WHAT YOU NEED TO DO
Pick out each line in these entries that contains the string "Component".
====== DATA PROVIDED ======
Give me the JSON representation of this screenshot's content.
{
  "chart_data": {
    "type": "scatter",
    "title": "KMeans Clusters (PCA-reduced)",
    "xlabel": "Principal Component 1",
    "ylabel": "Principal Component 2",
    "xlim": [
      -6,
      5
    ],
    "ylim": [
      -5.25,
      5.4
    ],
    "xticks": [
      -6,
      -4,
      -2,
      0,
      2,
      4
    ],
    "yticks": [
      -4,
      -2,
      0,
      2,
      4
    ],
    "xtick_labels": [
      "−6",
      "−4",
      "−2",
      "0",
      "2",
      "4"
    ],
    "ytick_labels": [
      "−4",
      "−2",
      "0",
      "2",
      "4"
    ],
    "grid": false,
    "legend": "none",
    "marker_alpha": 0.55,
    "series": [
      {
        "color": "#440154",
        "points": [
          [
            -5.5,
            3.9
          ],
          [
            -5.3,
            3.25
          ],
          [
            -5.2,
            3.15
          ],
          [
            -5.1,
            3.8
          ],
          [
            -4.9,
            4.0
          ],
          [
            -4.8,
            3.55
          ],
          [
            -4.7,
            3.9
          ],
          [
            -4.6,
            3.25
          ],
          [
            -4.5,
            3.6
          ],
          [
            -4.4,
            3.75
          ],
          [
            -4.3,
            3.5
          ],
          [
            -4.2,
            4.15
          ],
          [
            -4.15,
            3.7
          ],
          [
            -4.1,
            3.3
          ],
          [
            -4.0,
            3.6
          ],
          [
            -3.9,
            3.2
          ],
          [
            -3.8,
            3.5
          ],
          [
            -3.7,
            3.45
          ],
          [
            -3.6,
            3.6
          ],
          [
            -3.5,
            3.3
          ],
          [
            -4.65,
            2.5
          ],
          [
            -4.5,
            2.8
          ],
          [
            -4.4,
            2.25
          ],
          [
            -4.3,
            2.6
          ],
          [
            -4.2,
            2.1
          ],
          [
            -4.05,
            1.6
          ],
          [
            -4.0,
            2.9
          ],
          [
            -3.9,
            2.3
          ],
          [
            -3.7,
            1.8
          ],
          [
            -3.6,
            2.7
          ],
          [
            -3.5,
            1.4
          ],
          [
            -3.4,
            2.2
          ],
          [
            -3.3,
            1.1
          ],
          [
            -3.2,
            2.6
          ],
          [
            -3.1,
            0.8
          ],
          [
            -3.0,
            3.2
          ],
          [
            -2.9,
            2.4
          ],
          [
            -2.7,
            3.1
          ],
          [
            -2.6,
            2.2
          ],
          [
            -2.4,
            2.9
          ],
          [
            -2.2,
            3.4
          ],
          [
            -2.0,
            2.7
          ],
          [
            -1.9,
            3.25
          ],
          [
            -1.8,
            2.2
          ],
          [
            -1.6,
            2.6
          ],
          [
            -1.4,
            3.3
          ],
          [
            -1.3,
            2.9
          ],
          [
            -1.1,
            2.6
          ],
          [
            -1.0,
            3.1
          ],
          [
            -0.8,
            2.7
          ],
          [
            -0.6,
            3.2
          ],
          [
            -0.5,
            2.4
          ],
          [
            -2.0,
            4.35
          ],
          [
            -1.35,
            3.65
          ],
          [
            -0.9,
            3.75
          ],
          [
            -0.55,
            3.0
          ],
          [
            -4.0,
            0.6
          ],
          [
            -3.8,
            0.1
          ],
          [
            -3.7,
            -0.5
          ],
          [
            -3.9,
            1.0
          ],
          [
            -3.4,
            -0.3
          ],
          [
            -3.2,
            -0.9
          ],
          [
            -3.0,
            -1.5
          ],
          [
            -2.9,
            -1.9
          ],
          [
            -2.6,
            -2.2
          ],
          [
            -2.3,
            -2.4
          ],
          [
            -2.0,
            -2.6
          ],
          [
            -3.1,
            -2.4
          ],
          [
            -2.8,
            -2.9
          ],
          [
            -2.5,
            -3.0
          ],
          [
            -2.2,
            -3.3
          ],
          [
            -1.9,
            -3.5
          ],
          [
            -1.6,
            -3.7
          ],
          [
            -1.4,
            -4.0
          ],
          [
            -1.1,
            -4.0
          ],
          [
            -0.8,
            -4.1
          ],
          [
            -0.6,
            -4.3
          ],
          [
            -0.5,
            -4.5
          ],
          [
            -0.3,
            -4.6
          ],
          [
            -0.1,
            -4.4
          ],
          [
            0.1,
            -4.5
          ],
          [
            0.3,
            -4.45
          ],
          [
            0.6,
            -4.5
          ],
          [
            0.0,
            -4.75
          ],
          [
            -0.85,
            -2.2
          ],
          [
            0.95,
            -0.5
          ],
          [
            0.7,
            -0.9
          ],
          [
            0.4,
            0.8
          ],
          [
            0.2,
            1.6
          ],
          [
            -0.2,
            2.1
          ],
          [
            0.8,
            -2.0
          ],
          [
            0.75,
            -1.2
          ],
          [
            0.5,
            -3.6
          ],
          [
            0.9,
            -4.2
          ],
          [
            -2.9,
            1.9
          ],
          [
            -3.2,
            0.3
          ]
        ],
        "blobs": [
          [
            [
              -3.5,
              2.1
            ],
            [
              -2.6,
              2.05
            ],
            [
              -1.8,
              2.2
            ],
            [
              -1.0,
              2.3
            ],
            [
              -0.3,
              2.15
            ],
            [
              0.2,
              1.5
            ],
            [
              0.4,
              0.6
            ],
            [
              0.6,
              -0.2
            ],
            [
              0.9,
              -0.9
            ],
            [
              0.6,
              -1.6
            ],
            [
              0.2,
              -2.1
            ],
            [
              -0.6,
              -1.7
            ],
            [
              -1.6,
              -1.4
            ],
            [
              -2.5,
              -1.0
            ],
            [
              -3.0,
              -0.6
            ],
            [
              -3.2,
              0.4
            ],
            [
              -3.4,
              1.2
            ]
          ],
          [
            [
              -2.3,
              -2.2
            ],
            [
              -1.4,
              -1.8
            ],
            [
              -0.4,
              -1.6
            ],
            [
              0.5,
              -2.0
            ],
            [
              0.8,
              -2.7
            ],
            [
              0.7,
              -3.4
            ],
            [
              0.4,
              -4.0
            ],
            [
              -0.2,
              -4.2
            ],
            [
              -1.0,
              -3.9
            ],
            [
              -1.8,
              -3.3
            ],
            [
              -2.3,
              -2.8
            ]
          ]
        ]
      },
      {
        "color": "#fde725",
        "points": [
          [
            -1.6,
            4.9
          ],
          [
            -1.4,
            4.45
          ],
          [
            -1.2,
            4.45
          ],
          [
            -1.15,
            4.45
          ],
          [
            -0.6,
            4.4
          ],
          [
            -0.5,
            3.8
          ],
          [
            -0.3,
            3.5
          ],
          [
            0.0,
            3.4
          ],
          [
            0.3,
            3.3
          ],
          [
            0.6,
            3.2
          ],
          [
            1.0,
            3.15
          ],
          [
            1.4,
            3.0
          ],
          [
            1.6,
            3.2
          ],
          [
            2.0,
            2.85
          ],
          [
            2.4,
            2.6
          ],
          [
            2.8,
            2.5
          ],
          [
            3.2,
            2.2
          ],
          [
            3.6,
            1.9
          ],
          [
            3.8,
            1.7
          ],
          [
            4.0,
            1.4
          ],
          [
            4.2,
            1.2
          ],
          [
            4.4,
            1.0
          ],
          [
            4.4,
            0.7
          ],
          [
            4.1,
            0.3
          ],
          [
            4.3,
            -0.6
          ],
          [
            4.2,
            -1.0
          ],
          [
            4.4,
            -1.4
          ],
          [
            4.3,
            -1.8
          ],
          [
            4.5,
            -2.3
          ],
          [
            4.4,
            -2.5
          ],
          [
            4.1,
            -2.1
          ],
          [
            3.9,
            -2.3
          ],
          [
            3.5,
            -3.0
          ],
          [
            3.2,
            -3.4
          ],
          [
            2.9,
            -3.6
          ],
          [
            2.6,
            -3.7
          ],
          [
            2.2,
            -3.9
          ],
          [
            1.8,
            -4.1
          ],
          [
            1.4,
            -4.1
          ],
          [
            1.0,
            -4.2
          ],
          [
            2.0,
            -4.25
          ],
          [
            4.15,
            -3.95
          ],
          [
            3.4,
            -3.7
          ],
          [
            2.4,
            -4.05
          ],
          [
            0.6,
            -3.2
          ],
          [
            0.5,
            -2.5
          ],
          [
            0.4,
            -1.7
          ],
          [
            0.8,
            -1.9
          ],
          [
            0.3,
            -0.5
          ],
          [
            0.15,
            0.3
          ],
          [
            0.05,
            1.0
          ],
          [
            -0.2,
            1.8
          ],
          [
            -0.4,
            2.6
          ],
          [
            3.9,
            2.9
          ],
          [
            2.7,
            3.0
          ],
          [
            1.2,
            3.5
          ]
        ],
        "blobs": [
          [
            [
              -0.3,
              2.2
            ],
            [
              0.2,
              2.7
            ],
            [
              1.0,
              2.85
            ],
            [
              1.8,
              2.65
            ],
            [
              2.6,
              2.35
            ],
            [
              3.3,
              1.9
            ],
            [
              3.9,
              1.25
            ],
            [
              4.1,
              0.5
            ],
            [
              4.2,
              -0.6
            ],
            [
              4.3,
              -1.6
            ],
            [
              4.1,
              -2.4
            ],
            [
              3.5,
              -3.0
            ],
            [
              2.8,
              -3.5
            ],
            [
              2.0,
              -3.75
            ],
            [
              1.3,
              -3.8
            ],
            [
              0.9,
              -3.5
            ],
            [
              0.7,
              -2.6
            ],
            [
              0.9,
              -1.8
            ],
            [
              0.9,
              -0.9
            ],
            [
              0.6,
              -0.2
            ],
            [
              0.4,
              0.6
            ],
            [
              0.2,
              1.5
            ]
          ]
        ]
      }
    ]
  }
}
======
THE RESPONSE
    "xlabel": "Principal Component 1",
    "ylabel": "Principal Component 2",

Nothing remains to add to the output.